**Set problem**
Gather from the listing below each line that includes the word "从自己来看", and copy it.

**The records**
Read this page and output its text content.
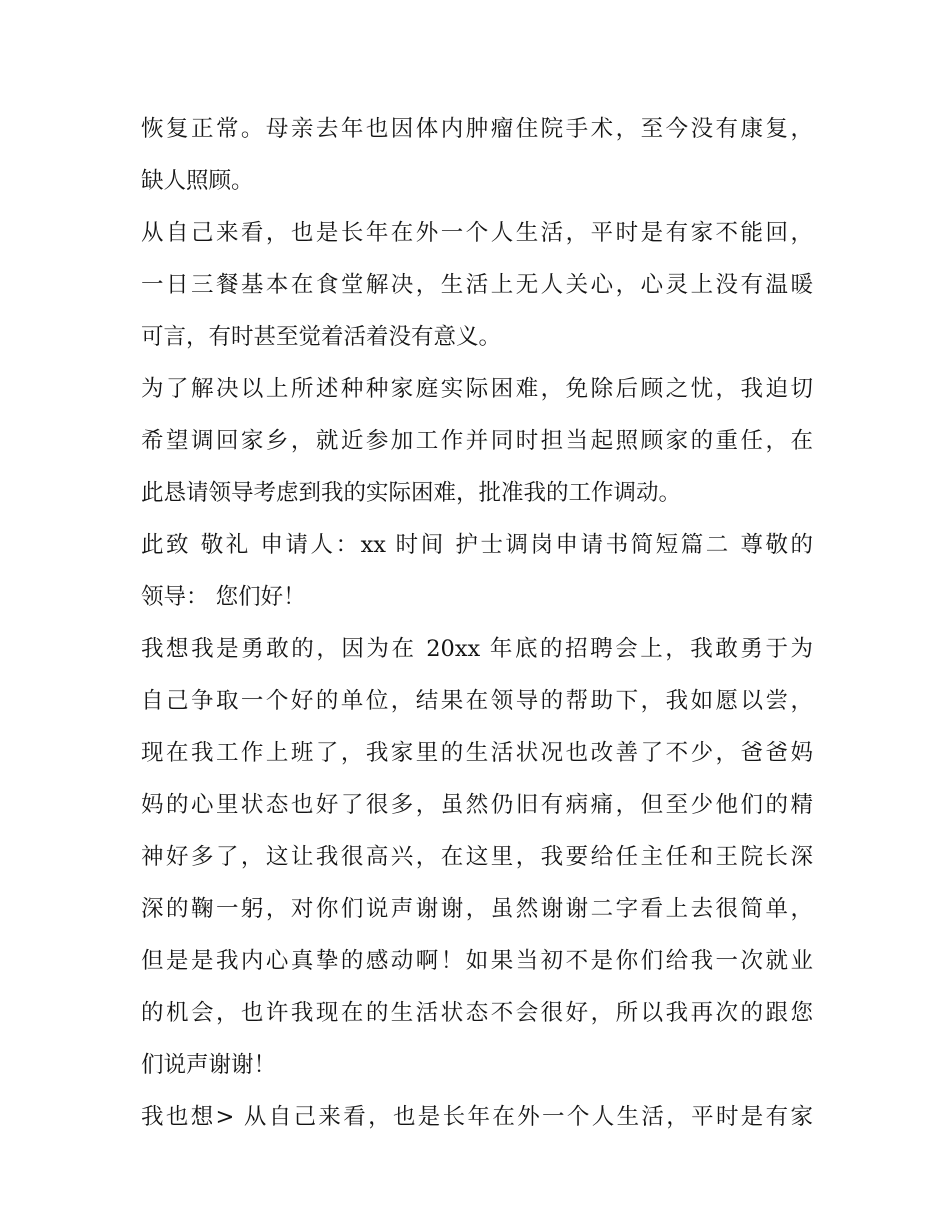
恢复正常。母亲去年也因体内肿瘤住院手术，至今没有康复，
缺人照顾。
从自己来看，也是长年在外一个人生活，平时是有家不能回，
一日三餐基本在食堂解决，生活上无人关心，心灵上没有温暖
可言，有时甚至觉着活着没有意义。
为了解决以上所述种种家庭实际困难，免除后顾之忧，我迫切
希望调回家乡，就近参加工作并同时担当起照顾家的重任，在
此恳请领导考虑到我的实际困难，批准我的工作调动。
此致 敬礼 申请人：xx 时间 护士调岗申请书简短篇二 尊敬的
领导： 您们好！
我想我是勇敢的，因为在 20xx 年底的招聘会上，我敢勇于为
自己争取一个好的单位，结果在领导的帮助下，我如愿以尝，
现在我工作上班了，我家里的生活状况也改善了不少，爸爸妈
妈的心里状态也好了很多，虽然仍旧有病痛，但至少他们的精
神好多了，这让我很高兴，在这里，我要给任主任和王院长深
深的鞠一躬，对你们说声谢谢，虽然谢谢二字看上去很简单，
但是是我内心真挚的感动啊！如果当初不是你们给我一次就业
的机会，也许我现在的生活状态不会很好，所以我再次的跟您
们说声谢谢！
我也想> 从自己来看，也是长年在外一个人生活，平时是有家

**Task result**
从自己来看，也是长年在外一个人生活，平时是有家不能回，
我也想> 从自己来看，也是长年在外一个人生活，平时是有家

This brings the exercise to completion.